| To do |
Pull out each line of the records holding the string "documenti".

| Information given |

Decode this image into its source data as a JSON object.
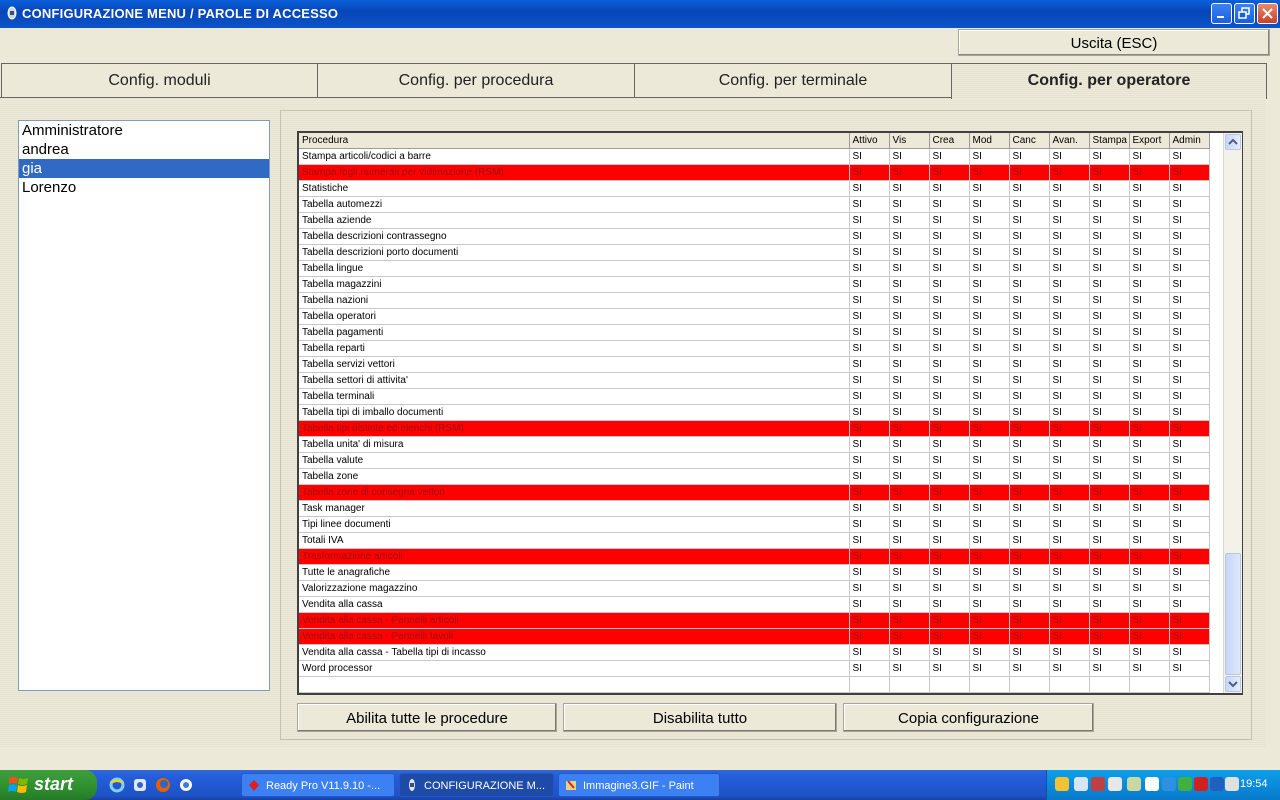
{
  "window": {
    "title": "CONFIGURAZIONE MENU / PAROLE DI ACCESSO"
  },
  "exit_button": "Uscita (ESC)",
  "tabs": [
    {
      "label": "Config. moduli"
    },
    {
      "label": "Config. per procedura"
    },
    {
      "label": "Config. per terminale"
    },
    {
      "label": "Config. per operatore",
      "active": true
    }
  ],
  "users": [
    "Amministratore",
    "andrea",
    "gia",
    "Lorenzo"
  ],
  "selected_user": "gia",
  "grid": {
    "columns": [
      "Procedura",
      "Attivo",
      "Vis",
      "Crea",
      "Mod",
      "Canc",
      "Avan.",
      "Stampa",
      "Export",
      "Admin"
    ],
    "cell_value": "SI",
    "rows": [
      {
        "name": "Stampa articoli/codici a barre",
        "red": false
      },
      {
        "name": "Stampa fogli numerati per vidimazione (RSM)",
        "red": true
      },
      {
        "name": "Statistiche",
        "red": false
      },
      {
        "name": "Tabella automezzi",
        "red": false
      },
      {
        "name": "Tabella aziende",
        "red": false
      },
      {
        "name": "Tabella descrizioni contrassegno",
        "red": false
      },
      {
        "name": "Tabella descrizioni porto documenti",
        "red": false
      },
      {
        "name": "Tabella lingue",
        "red": false
      },
      {
        "name": "Tabella magazzini",
        "red": false
      },
      {
        "name": "Tabella nazioni",
        "red": false
      },
      {
        "name": "Tabella operatori",
        "red": false
      },
      {
        "name": "Tabella pagamenti",
        "red": false
      },
      {
        "name": "Tabella reparti",
        "red": false
      },
      {
        "name": "Tabella servizi vettori",
        "red": false
      },
      {
        "name": "Tabella settori di attivita'",
        "red": false
      },
      {
        "name": "Tabella terminali",
        "red": false
      },
      {
        "name": "Tabella tipi di imballo documenti",
        "red": false
      },
      {
        "name": "Tabella tipi distinte ed elenchi (RSM)",
        "red": true
      },
      {
        "name": "Tabella unita' di misura",
        "red": false
      },
      {
        "name": "Tabella valute",
        "red": false
      },
      {
        "name": "Tabella zone",
        "red": false
      },
      {
        "name": "Tabella zone di consegna vettori",
        "red": true
      },
      {
        "name": "Task manager",
        "red": false
      },
      {
        "name": "Tipi linee documenti",
        "red": false
      },
      {
        "name": "Totali IVA",
        "red": false
      },
      {
        "name": "Trasformazione articoli",
        "red": true
      },
      {
        "name": "Tutte le anagrafiche",
        "red": false
      },
      {
        "name": "Valorizzazione magazzino",
        "red": false
      },
      {
        "name": "Vendita alla cassa",
        "red": false
      },
      {
        "name": "Vendita alla cassa - Pannelli articoli",
        "red": true
      },
      {
        "name": "Vendita alla cassa - Pannelli tavoli",
        "red": true
      },
      {
        "name": "Vendita alla cassa - Tabella tipi di incasso",
        "red": false
      },
      {
        "name": "Word processor",
        "red": false
      }
    ]
  },
  "actions": {
    "enable_all": "Abilita tutte le procedure",
    "disable_all": "Disabilita tutto",
    "copy_config": "Copia configurazione"
  },
  "taskbar": {
    "start": "start",
    "tasks": [
      {
        "label": "Ready Pro V11.9.10 -...",
        "active": false
      },
      {
        "label": "CONFIGURAZIONE M...",
        "active": true
      },
      {
        "label": "Immagine3.GIF - Paint",
        "active": false
      }
    ],
    "clock": "19:54"
  },
  "colors": {
    "highlight_row": "#ff0000",
    "selection": "#316ac5",
    "titlebar": "#0a54c8"
  }
}
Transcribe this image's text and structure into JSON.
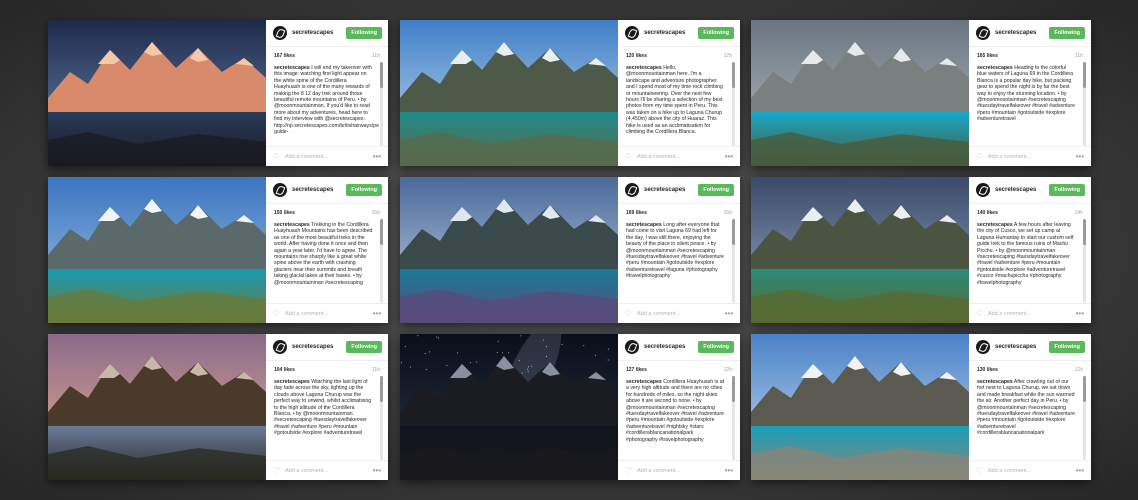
{
  "posts": [
    {
      "user": "secretescapes",
      "follow": "Following",
      "likes": "167 likes",
      "time": "11h",
      "caption_user": "secretescapes",
      "caption": "I will end my takeover with this image: watching first light appear on the white spine of the Cordillera Huayhuash is one of the many rewards of making the 8 12 day trek around those beautiful remote mountains of Peru. • by @moonmountainman. If you'd like to read more about my adventures, head here to find my interview with @secretescapes: http://np.secretescapes.com/britishairways/peru-guide-",
      "comment": "Add a comment...",
      "more": "•••"
    },
    {
      "user": "secretescapes",
      "follow": "Following",
      "likes": "120 likes",
      "time": "12h",
      "caption_user": "secretescapes",
      "caption": "Hello, @moonmountainman here. I'm a landscape and adventure photographer and I spend most of my time rock climbing or mountaineering. Over the next few hours I'll be sharing a selection of my best photos from my time spent in Peru. This was taken on a hike up to Laguna Churup (4,450m) above the city of Huaraz. This hike is used as an acclimatisation for climbing the Cordillera Blanca.",
      "comment": "Add a comment...",
      "more": "•••"
    },
    {
      "user": "secretescapes",
      "follow": "Following",
      "likes": "165 likes",
      "time": "11h",
      "caption_user": "secretescapes",
      "caption": "Heading to the colorful blue waters of Laguna 69 in the Cordillera Blanca is a popular day hike, but packing gear to spend the night is by far the best way to enjoy the stunning location. • by @moonmountainman #secretescaping #tuesdaytravelfakeover #travel #adventure #peru #mountain #gotoutside #explore #adventuretravel",
      "comment": "Add a comment...",
      "more": "•••"
    },
    {
      "user": "secretescapes",
      "follow": "Following",
      "likes": "150 likes",
      "time": "15h",
      "caption_user": "secretescapes",
      "caption": "Trekking in the Cordillera Huayhuash Mountains has been described as one of the most beautiful treks in the world. After having done it once and then again a year later, I'd have to agree. The mountains rise sharply like a great white spine above the earth with crashing glaciers near their summits and breath taking glacial lakes at their bases. • by @moonmountainman #secretescaping",
      "comment": "Add a comment...",
      "more": "•••"
    },
    {
      "user": "secretescapes",
      "follow": "Following",
      "likes": "169 likes",
      "time": "15h",
      "caption_user": "secretescapes",
      "caption": "Long after everyone that had come to visit Laguna 69 had left for the day, I was still there, enjoying the beauty of the place in silent peace. • by @moonmountainman #secretescaping #tuesdaytravelfakeover #travel #adventure #peru #mountain #gotoutside #explore #adventuretravel #laguna #photography #travelphotography",
      "comment": "Add a comment...",
      "more": "•••"
    },
    {
      "user": "secretescapes",
      "follow": "Following",
      "likes": "140 likes",
      "time": "14h",
      "caption_user": "secretescapes",
      "caption": "A few hours after leaving the city of Cusco, we set up camp at Laguna Humantay to start our custom self guide trek to the famous ruins of Machu Picchu. • by @moonmountainman #secretescaping #tuesdaytravelfakeover #travel #adventure #peru #mountain #gotoutside #explore #adventuretravel #cusco #machupicchu #photography #travelphotography",
      "comment": "Add a comment...",
      "more": "•••"
    },
    {
      "user": "secretescapes",
      "follow": "Following",
      "likes": "104 likes",
      "time": "11h",
      "caption_user": "secretescapes",
      "caption": "Watching the last light of day fade across the sky, lighting up the clouds above Laguna Churup was the perfect way to unwind, whilst acclimatising to the high altitude of the Cordillera Blanca. • by @moonmountainman #secretescaping #tuesdaytravelfakeover #travel #adventure #peru #mountain #gotoutside #explore #adventuretravel",
      "comment": "Add a comment...",
      "more": "•••"
    },
    {
      "user": "secretescapes",
      "follow": "Following",
      "likes": "127 likes",
      "time": "12h",
      "caption_user": "secretescapes",
      "caption": "Cordillera Huayhuash is at a very high altitude and there are no cities for hundreds of miles, so the night skies above it are second to none. • by @moonmountainman #secretescaping #tuesdaytravelfakeover #travel #adventure #peru #mountain #gotoutside #explore #adventuretravel #nightsky #stars #cordillerablancanationalpark #photography #travelphotography",
      "comment": "Add a comment...",
      "more": "•••"
    },
    {
      "user": "secretescapes",
      "follow": "Following",
      "likes": "130 likes",
      "time": "12h",
      "caption_user": "secretescapes",
      "caption": "After crawling out of our fort next to Laguna Churup, we sat down and made breakfast while the sun warmed the air. Another perfect day in Peru. • by @moonmountainman #secretescaping #tuesdaytravelfakeover #travel #adventure #peru #mountain #gotoutside #explore #adventuretravel #cordillerablancanationalpark",
      "comment": "Add a comment...",
      "more": "•••"
    }
  ],
  "photos": [
    {
      "sky1": "#1f2a4a",
      "sky2": "#6a8ab8",
      "mtn": "#d98a6a",
      "snow": "#f4c9a8",
      "water": "#2a3a5a",
      "ground": "#1a1a22"
    },
    {
      "sky1": "#3f7fc8",
      "sky2": "#cfe0f0",
      "mtn": "#4d5a4a",
      "snow": "#e8eef0",
      "water": "#1f8a8a",
      "ground": "#5a6a4a"
    },
    {
      "sky1": "#6a7580",
      "sky2": "#b8c0c4",
      "mtn": "#7a8080",
      "snow": "#e6eaec",
      "water": "#18a8c8",
      "ground": "#4a5a3a"
    },
    {
      "sky1": "#3a74c0",
      "sky2": "#a8c8e8",
      "mtn": "#5a6a6a",
      "snow": "#f2f4f6",
      "water": "#1a9ab0",
      "ground": "#6a7a3a"
    },
    {
      "sky1": "#4a6a9a",
      "sky2": "#c8d8e8",
      "mtn": "#3a4a4a",
      "snow": "#e0e8ee",
      "water": "#1a7a9a",
      "ground": "#5a4a7a"
    },
    {
      "sky1": "#3a4a6a",
      "sky2": "#9ab0c8",
      "mtn": "#4a5440",
      "snow": "#eaeef0",
      "water": "#2a8a7a",
      "ground": "#5a6a30"
    },
    {
      "sky1": "#8a6a8a",
      "sky2": "#f0b090",
      "mtn": "#4a3a2a",
      "snow": "#c8b8a8",
      "water": "#6a7a9a",
      "ground": "#2a2a22"
    },
    {
      "sky1": "#0a0e18",
      "sky2": "#2a3448",
      "mtn": "#1a1c22",
      "snow": "#8a90a0",
      "water": "#10141c",
      "ground": "#1a1a1e"
    },
    {
      "sky1": "#4a82c8",
      "sky2": "#d0e0f0",
      "mtn": "#5a5a50",
      "snow": "#f0f2f4",
      "water": "#18a0b8",
      "ground": "#8a8478"
    }
  ]
}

| Task solution |
        "name": "Tabella descrizioni porto documenti",
        "name": "Tabella tipi di imballo documenti",
        "name": "Tipi linee documenti",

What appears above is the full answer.